Wherever the word "structured" shows up in a line, please copy that line.

++++ Material provided

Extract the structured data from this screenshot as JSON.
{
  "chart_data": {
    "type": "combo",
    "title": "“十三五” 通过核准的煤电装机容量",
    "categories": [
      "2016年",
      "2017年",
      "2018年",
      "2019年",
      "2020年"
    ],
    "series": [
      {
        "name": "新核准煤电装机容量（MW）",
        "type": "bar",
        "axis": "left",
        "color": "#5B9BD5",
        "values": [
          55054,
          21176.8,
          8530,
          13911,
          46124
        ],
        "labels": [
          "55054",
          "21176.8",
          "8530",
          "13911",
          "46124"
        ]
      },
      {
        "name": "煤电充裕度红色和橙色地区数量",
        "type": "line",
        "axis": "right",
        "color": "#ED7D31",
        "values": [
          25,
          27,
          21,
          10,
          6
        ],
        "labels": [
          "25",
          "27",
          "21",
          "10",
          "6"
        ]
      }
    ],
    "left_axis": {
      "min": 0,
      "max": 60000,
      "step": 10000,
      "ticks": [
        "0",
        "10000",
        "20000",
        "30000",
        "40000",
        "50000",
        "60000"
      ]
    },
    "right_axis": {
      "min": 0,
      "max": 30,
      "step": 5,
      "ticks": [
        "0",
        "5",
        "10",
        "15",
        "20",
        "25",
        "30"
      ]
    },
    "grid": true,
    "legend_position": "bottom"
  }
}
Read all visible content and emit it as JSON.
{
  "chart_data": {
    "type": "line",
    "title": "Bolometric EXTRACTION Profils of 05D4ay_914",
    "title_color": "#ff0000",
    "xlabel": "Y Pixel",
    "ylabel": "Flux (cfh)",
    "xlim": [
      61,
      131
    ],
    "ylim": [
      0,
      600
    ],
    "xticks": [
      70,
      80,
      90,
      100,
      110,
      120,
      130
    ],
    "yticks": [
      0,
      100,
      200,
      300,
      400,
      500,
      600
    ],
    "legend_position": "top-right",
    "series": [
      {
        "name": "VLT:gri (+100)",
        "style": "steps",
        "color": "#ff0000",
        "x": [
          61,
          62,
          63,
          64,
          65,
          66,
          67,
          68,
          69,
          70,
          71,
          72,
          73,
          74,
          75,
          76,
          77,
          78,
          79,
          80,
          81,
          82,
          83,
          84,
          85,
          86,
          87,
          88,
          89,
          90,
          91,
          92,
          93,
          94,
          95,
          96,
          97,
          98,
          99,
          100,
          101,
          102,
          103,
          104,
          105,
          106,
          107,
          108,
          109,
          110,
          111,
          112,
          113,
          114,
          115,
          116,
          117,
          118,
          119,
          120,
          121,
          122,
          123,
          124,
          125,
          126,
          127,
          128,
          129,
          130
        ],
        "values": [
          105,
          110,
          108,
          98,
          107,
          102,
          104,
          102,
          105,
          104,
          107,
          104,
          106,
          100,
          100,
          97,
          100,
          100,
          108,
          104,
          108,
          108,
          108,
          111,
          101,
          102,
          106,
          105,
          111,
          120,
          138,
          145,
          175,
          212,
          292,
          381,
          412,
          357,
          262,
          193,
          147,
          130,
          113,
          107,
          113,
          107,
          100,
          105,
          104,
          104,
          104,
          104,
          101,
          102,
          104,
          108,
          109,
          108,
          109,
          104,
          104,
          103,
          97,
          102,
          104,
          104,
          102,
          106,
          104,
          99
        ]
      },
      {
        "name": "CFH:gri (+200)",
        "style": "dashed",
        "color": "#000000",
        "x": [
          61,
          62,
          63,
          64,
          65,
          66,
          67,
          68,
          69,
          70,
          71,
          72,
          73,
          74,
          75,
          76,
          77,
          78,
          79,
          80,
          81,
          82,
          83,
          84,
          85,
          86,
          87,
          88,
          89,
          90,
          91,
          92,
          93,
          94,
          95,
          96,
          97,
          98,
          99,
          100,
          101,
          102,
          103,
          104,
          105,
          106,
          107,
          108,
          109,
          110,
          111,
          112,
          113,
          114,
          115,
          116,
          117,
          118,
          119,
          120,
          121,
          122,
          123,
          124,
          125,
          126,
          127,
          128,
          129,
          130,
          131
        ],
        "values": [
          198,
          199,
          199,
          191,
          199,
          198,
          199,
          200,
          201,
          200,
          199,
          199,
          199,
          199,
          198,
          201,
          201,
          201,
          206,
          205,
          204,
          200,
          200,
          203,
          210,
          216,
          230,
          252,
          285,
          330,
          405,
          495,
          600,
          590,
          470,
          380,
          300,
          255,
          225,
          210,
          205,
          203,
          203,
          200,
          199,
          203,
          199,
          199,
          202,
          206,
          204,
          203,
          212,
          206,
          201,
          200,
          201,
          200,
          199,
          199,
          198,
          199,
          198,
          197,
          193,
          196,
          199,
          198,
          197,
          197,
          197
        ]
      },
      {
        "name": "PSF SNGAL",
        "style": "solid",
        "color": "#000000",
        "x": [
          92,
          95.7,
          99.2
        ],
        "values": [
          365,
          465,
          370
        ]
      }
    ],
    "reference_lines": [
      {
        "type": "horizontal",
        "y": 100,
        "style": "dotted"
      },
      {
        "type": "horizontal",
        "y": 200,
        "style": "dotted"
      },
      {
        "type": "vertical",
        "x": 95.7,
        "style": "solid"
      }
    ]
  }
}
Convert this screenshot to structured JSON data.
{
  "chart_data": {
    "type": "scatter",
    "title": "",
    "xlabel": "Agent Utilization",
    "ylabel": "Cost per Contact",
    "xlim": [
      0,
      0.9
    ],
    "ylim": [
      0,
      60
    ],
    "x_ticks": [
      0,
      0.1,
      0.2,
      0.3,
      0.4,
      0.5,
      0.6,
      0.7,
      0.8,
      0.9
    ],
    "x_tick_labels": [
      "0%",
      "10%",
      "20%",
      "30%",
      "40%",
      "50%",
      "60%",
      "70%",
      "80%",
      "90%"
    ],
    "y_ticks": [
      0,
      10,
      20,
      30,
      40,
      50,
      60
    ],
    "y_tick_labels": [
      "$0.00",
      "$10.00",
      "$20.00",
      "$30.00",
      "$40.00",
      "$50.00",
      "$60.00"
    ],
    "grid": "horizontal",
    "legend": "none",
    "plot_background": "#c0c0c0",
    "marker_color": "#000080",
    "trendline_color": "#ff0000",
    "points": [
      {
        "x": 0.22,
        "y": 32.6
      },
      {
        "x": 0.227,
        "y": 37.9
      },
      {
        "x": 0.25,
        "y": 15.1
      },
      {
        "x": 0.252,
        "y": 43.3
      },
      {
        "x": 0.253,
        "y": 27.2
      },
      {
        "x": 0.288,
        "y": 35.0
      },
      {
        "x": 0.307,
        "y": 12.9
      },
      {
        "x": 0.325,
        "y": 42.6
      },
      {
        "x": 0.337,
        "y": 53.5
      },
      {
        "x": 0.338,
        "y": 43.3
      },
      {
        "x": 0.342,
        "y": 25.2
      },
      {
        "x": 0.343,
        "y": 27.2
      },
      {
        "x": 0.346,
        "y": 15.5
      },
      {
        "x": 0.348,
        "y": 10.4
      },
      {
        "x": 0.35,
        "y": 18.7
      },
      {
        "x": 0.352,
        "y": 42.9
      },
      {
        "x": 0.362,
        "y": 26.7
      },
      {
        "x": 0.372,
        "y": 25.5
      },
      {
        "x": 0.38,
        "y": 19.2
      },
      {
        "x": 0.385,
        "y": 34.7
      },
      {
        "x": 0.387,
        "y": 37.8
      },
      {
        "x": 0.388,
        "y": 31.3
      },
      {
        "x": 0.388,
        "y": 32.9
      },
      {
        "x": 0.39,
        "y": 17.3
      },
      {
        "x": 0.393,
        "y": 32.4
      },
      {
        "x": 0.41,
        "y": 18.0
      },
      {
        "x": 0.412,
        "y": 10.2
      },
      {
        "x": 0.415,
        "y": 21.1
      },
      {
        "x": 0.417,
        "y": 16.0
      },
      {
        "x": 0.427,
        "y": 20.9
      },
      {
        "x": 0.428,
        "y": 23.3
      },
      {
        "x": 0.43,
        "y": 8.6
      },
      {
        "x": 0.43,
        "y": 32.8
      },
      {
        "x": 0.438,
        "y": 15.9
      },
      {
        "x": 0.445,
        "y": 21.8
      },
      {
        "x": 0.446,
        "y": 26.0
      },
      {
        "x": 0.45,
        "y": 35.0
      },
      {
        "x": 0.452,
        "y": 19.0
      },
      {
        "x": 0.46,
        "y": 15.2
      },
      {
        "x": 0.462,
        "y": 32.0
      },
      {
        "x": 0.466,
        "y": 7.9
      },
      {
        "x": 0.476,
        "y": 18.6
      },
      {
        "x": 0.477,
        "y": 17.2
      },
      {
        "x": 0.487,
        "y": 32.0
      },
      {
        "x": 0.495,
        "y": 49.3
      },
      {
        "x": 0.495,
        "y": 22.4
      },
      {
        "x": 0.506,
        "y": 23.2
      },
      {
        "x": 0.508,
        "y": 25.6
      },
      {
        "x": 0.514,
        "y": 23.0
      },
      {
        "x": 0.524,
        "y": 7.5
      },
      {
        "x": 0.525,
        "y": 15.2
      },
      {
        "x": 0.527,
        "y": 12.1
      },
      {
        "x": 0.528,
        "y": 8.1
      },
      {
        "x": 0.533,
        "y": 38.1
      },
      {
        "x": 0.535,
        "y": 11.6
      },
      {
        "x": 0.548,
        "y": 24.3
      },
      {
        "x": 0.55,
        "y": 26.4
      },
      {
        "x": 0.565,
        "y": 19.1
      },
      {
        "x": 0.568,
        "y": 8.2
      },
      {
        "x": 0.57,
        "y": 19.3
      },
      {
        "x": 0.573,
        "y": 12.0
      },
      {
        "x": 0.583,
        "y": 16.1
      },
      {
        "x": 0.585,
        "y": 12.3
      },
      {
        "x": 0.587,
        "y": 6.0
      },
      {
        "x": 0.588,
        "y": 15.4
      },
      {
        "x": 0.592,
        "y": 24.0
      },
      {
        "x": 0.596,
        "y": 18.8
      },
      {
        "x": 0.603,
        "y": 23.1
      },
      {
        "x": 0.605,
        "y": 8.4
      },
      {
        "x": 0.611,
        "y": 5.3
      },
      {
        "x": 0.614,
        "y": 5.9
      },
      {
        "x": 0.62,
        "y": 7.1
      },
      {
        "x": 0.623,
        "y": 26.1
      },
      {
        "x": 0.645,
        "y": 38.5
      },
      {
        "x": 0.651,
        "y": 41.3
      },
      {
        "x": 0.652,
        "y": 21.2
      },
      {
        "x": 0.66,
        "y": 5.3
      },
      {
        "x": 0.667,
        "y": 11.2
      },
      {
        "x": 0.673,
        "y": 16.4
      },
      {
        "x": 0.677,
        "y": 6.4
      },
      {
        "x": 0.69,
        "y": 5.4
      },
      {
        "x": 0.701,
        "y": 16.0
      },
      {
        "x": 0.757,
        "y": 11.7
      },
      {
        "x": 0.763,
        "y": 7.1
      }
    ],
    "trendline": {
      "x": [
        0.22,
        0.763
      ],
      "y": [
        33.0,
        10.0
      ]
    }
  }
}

++++++++

**Worked answer:**
Extract the structured data from this screenshot as JSON.
Convert this screenshot to structured JSON data.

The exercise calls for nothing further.